Stored data
######

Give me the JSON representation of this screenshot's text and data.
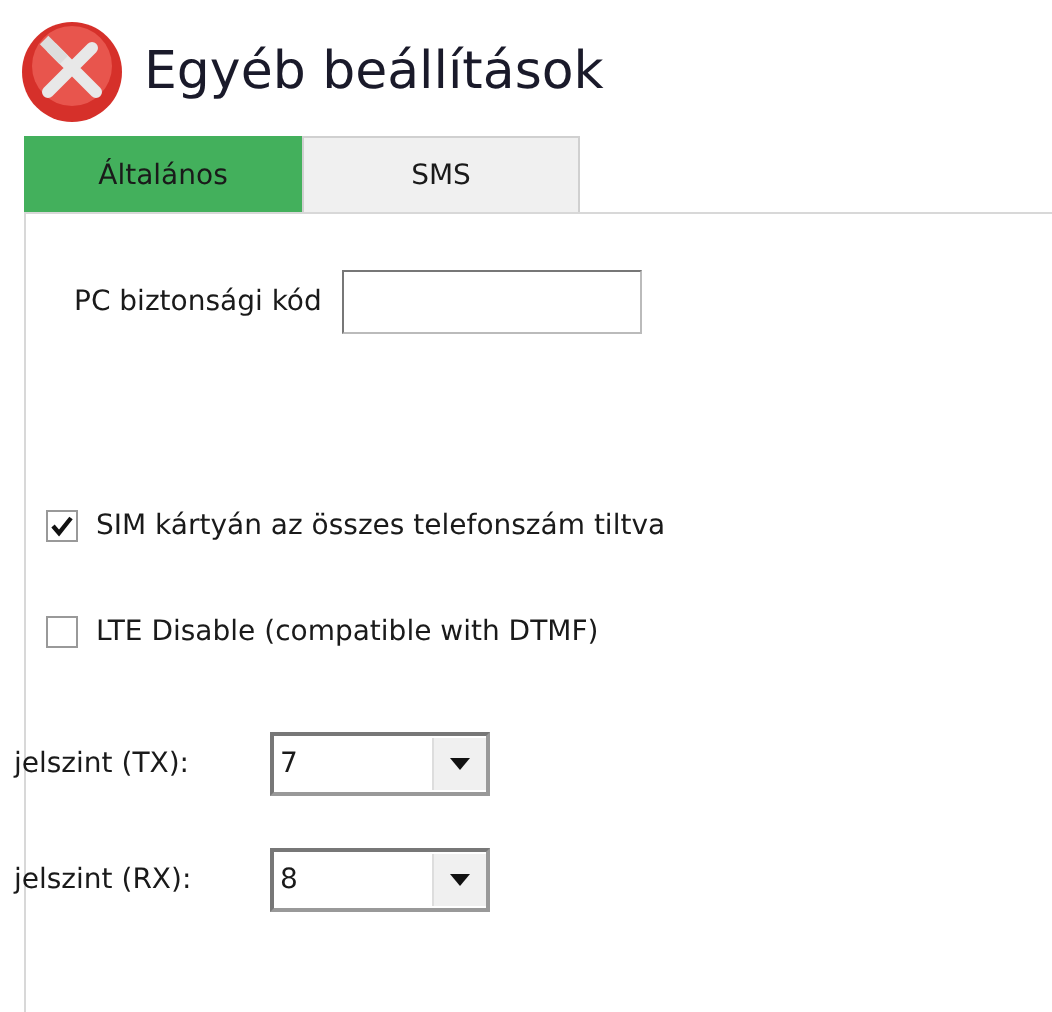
{
  "window": {
    "title": "Egyéb beállítások"
  },
  "tabs": [
    {
      "label": "Általános",
      "selected": true
    },
    {
      "label": "SMS",
      "selected": false
    }
  ],
  "pc_code": {
    "label": "PC biztonsági kód"
  },
  "checkboxes": [
    {
      "label": "SIM kártyán az összes telefonszám tiltva",
      "checked": true
    },
    {
      "label": "LTE Disable (compatible with DTMF)",
      "checked": false
    }
  ],
  "combos": [
    {
      "label": "jelszint (TX):",
      "value": "7"
    },
    {
      "label": "jelszint (RX):",
      "value": "8"
    }
  ]
}
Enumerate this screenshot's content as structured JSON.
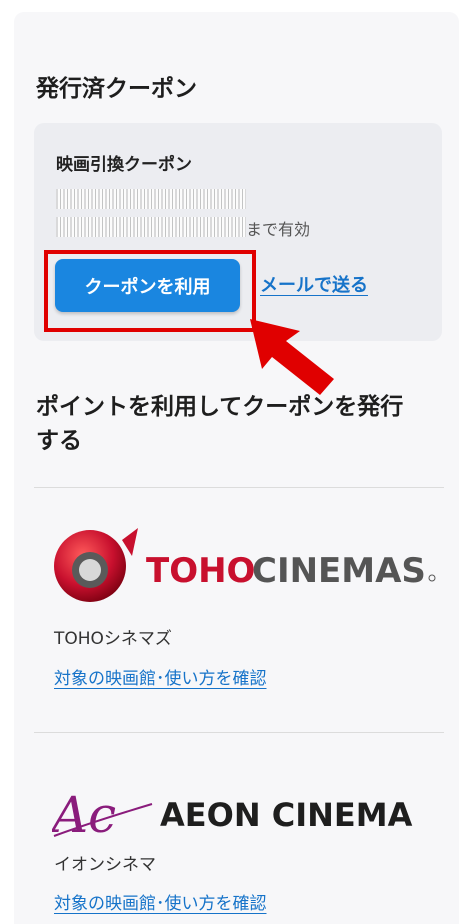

######

▶ _THE REQUEST_: Set the listing down in full and exactly. Pictures within it should not appear in the copy.

▶ _RESPONSE TO THIS TASK_:
Give me the JSON representation of this screenshot's text and data.
{
  "window": {
    "title": "Egyéb beállítások"
  },
  "tabs": [
    {
      "label": "Általános",
      "selected": true
    },
    {
      "label": "SMS",
      "selected": false
    }
  ],
  "pc_code": {
    "label": "PC biztonsági kód"
  },
  "checkboxes": [
    {
      "label": "SIM kártyán az összes telefonszám tiltva",
      "checked": true
    },
    {
      "label": "LTE Disable (compatible with DTMF)",
      "checked": false
    }
  ],
  "combos": [
    {
      "label": "jelszint (TX):",
      "value": "7"
    },
    {
      "label": "jelszint (RX):",
      "value": "8"
    }
  ]
}
Enumerate this screenshot's content as structured JSON.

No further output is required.